Copy the data word for word, keeping every line.

-.-.-

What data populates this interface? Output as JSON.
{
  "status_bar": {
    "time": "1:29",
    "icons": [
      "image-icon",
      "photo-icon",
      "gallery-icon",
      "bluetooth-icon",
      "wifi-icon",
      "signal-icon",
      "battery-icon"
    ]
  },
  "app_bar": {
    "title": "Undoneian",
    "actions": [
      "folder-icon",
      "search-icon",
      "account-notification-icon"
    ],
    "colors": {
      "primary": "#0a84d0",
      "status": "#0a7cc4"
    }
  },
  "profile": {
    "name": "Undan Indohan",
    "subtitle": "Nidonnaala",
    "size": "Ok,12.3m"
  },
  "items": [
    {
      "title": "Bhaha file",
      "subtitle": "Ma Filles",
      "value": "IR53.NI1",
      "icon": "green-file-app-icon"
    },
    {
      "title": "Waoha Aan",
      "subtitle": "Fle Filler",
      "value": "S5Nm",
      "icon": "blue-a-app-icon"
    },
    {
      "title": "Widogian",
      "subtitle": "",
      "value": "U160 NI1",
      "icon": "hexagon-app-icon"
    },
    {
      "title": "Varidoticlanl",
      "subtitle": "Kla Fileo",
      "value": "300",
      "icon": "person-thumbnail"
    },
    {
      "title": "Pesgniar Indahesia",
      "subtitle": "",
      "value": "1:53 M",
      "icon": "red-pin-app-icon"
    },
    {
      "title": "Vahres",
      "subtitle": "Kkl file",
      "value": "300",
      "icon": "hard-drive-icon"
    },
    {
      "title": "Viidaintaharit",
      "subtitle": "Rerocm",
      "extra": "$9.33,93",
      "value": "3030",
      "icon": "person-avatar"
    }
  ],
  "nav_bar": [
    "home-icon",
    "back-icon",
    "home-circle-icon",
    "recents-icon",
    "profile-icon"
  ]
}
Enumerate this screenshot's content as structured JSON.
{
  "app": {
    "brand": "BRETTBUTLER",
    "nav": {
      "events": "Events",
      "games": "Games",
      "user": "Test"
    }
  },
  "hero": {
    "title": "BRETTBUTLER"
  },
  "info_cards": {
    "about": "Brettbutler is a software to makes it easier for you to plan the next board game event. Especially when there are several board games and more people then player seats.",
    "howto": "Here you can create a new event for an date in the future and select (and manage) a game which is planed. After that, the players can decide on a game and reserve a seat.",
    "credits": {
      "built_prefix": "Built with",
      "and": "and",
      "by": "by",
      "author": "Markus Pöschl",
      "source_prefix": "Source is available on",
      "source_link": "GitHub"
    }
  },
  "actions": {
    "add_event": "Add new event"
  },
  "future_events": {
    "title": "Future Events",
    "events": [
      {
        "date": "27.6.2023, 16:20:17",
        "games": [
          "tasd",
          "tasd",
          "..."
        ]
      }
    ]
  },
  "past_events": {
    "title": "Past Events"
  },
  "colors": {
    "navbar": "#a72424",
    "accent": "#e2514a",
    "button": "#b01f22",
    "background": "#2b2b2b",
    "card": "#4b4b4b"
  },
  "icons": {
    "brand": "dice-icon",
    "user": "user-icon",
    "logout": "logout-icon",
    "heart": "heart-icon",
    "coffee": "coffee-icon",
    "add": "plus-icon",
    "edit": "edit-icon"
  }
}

-.-.-

## Written answer
What data populates this interface? Output as JSON.
{
  "status_bar": {
    "time": "1:29",
    "icons": [
      "image-icon",
      "photo-icon",
      "gallery-icon",
      "bluetooth-icon",
      "wifi-icon",
      "signal-icon",
      "battery-icon"
    ]
  },
  "app_bar": {
    "title": "Undoneian",
    "actions": [
      "folder-icon",
      "search-icon",
      "account-notification-icon"
    ],
    "colors": {
      "primary": "#0a84d0",
      "status": "#0a7cc4"
    }
  },
  "profile": {
    "name": "Undan Indohan",
    "subtitle": "Nidonnaala",
    "size": "Ok,12.3m"
  },
  "items": [
    {
      "title": "Bhaha file",
      "subtitle": "Ma Filles",
      "value": "IR53.NI1",
      "icon": "green-file-app-icon"
    },
    {
      "title": "Waoha Aan",
      "subtitle": "Fle Filler",
      "value": "S5Nm",
      "icon": "blue-a-app-icon"
    },
    {
      "title": "Widogian",
      "subtitle": "",
      "value": "U160 NI1",
      "icon": "hexagon-app-icon"
    },
    {
      "title": "Varidoticlanl",
      "subtitle": "Kla Fileo",
      "value": "300",
      "icon": "person-thumbnail"
    },
    {
      "title": "Pesgniar Indahesia",
      "subtitle": "",
      "value": "1:53 M",
      "icon": "red-pin-app-icon"
    },
    {
      "title": "Vahres",
      "subtitle": "Kkl file",
      "value": "300",
      "icon": "hard-drive-icon"
    },
    {
      "title": "Viidaintaharit",
      "subtitle": "Rerocm",
      "extra": "$9.33,93",
      "value": "3030",
      "icon": "person-avatar"
    }
  ],
  "nav_bar": [
    "home-icon",
    "back-icon",
    "home-circle-icon",
    "recents-icon",
    "profile-icon"
  ]
}
Enumerate this screenshot's content as structured JSON.
{
  "app": {
    "brand": "BRETTBUTLER",
    "nav": {
      "events": "Events",
      "games": "Games",
      "user": "Test"
    }
  },
  "hero": {
    "title": "BRETTBUTLER"
  },
  "info_cards": {
    "about": "Brettbutler is a software to makes it easier for you to plan the next board game event. Especially when there are several board games and more people then player seats.",
    "howto": "Here you can create a new event for an date in the future and select (and manage) a game which is planed. After that, the players can decide on a game and reserve a seat.",
    "credits": {
      "built_prefix": "Built with",
      "and": "and",
      "by": "by",
      "author": "Markus Pöschl",
      "source_prefix": "Source is available on",
      "source_link": "GitHub"
    }
  },
  "actions": {
    "add_event": "Add new event"
  },
  "future_events": {
    "title": "Future Events",
    "events": [
      {
        "date": "27.6.2023, 16:20:17",
        "games": [
          "tasd",
          "tasd",
          "..."
        ]
      }
    ]
  },
  "past_events": {
    "title": "Past Events"
  },
  "colors": {
    "navbar": "#a72424",
    "accent": "#e2514a",
    "button": "#b01f22",
    "background": "#2b2b2b",
    "card": "#4b4b4b"
  },
  "icons": {
    "brand": "dice-icon",
    "user": "user-icon",
    "logout": "logout-icon",
    "heart": "heart-icon",
    "coffee": "coffee-icon",
    "add": "plus-icon",
    "edit": "edit-icon"
  }
}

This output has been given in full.